> [Written problem]: Each entry below is to be given again word for word, with no pictures.

> [Available data]:
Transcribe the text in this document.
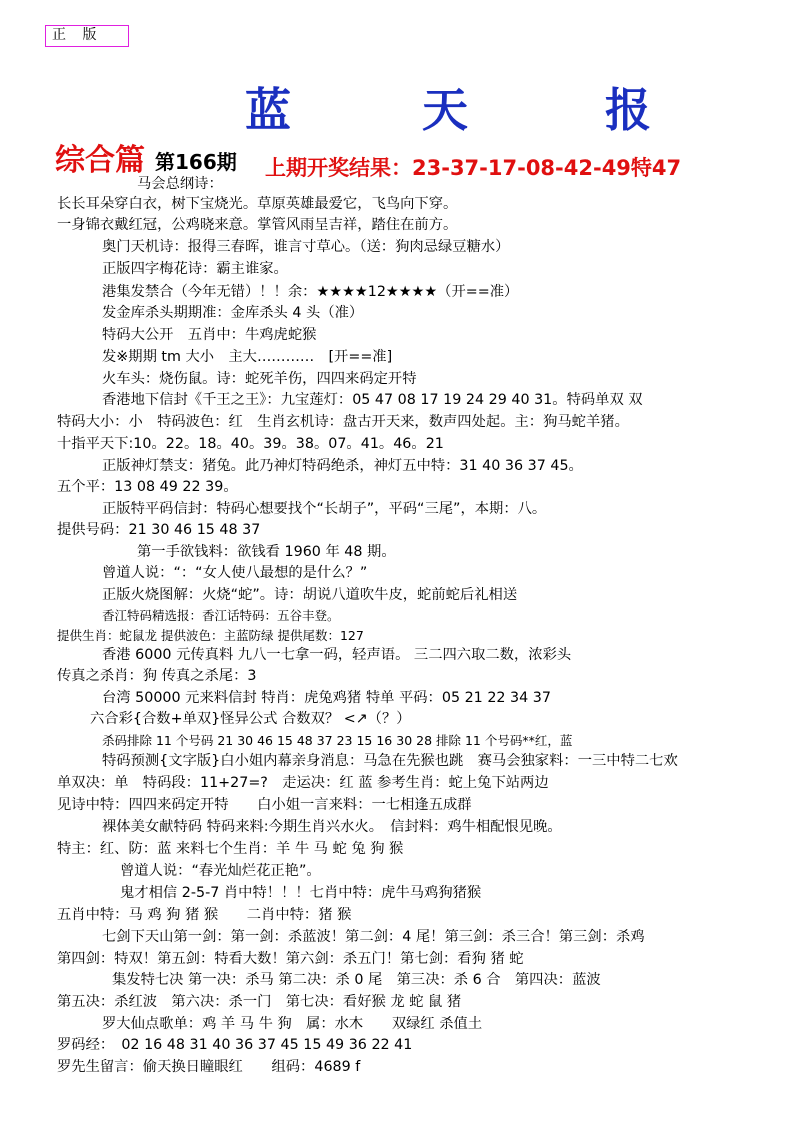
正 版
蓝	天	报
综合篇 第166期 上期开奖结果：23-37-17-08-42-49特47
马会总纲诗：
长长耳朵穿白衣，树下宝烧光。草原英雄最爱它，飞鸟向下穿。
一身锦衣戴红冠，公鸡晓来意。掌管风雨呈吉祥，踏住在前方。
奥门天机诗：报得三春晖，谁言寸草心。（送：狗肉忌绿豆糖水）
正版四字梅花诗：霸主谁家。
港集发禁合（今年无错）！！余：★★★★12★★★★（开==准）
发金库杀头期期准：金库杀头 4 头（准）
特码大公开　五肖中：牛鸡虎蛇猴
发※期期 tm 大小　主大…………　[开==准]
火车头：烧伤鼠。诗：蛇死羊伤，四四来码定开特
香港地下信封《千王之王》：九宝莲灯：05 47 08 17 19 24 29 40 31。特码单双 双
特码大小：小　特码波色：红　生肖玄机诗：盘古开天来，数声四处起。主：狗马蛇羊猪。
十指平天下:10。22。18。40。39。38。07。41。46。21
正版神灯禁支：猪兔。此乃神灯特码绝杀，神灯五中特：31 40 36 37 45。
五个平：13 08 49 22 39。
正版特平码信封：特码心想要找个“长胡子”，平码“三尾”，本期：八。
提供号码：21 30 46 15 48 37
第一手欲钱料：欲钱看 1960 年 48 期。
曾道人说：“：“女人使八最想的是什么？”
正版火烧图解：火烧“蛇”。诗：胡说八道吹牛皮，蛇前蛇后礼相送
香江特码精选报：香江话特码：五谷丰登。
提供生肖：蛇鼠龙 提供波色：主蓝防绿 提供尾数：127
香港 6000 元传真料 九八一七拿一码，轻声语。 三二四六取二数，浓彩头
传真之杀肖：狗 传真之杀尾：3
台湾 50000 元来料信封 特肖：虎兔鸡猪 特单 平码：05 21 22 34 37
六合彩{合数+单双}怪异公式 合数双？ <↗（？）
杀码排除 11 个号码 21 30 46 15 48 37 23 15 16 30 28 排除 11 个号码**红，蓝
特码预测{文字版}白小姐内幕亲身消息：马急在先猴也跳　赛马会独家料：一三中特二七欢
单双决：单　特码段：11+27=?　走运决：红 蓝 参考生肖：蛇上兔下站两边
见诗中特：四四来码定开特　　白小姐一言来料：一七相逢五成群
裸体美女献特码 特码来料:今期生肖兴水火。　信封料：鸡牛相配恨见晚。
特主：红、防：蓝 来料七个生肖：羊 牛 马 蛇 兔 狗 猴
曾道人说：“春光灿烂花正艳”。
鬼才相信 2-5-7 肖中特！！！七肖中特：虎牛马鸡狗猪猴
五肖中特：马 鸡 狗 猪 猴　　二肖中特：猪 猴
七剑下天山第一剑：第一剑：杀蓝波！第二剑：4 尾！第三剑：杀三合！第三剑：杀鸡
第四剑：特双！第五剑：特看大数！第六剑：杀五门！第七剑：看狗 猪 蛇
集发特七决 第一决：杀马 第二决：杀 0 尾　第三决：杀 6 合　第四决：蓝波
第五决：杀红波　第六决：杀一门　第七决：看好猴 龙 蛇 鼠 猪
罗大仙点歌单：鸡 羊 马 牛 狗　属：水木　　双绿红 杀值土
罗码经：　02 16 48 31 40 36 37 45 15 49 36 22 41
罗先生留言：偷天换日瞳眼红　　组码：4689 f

> [Exercise output]:
Transcribe the text in this document.
正 版
蓝	天	报
综合篇 第166期 上期开奖结果：23-37-17-08-42-49特47
马会总纲诗：
长长耳朵穿白衣，树下宝烧光。草原英雄最爱它，飞鸟向下穿。
一身锦衣戴红冠，公鸡晓来意。掌管风雨呈吉祥，踏住在前方。
奥门天机诗：报得三春晖，谁言寸草心。（送：狗肉忌绿豆糖水）
正版四字梅花诗：霸主谁家。
港集发禁合（今年无错）！！余：★★★★12★★★★（开==准）
发金库杀头期期准：金库杀头 4 头（准）
特码大公开　五肖中：牛鸡虎蛇猴
发※期期 tm 大小　主大…………　[开==准]
火车头：烧伤鼠。诗：蛇死羊伤，四四来码定开特
香港地下信封《千王之王》：九宝莲灯：05 47 08 17 19 24 29 40 31。特码单双 双
特码大小：小　特码波色：红　生肖玄机诗：盘古开天来，数声四处起。主：狗马蛇羊猪。
十指平天下:10。22。18。40。39。38。07。41。46。21
正版神灯禁支：猪兔。此乃神灯特码绝杀，神灯五中特：31 40 36 37 45。
五个平：13 08 49 22 39。
正版特平码信封：特码心想要找个“长胡子”，平码“三尾”，本期：八。
提供号码：21 30 46 15 48 37
第一手欲钱料：欲钱看 1960 年 48 期。
曾道人说：“：“女人使八最想的是什么？”
正版火烧图解：火烧“蛇”。诗：胡说八道吹牛皮，蛇前蛇后礼相送
香江特码精选报：香江话特码：五谷丰登。
提供生肖：蛇鼠龙 提供波色：主蓝防绿 提供尾数：127
香港 6000 元传真料 九八一七拿一码，轻声语。 三二四六取二数，浓彩头
传真之杀肖：狗 传真之杀尾：3
台湾 50000 元来料信封 特肖：虎兔鸡猪 特单 平码：05 21 22 34 37
六合彩{合数+单双}怪异公式 合数双？ <↗（？）
杀码排除 11 个号码 21 30 46 15 48 37 23 15 16 30 28 排除 11 个号码**红，蓝
特码预测{文字版}白小姐内幕亲身消息：马急在先猴也跳　赛马会独家料：一三中特二七欢
单双决：单　特码段：11+27=?　走运决：红 蓝 参考生肖：蛇上兔下站两边
见诗中特：四四来码定开特　　白小姐一言来料：一七相逢五成群
裸体美女献特码 特码来料:今期生肖兴水火。　信封料：鸡牛相配恨见晚。
特主：红、防：蓝 来料七个生肖：羊 牛 马 蛇 兔 狗 猴
曾道人说：“春光灿烂花正艳”。
鬼才相信 2-5-7 肖中特！！！七肖中特：虎牛马鸡狗猪猴
五肖中特：马 鸡 狗 猪 猴　　二肖中特：猪 猴
七剑下天山第一剑：第一剑：杀蓝波！第二剑：4 尾！第三剑：杀三合！第三剑：杀鸡
第四剑：特双！第五剑：特看大数！第六剑：杀五门！第七剑：看狗 猪 蛇
集发特七决 第一决：杀马 第二决：杀 0 尾　第三决：杀 6 合　第四决：蓝波
第五决：杀红波　第六决：杀一门　第七决：看好猴 龙 蛇 鼠 猪
罗大仙点歌单：鸡 羊 马 牛 狗　属：水木　　双绿红 杀值土
罗码经：　02 16 48 31 40 36 37 45 15 49 36 22 41
罗先生留言：偷天换日瞳眼红　　组码：4689 f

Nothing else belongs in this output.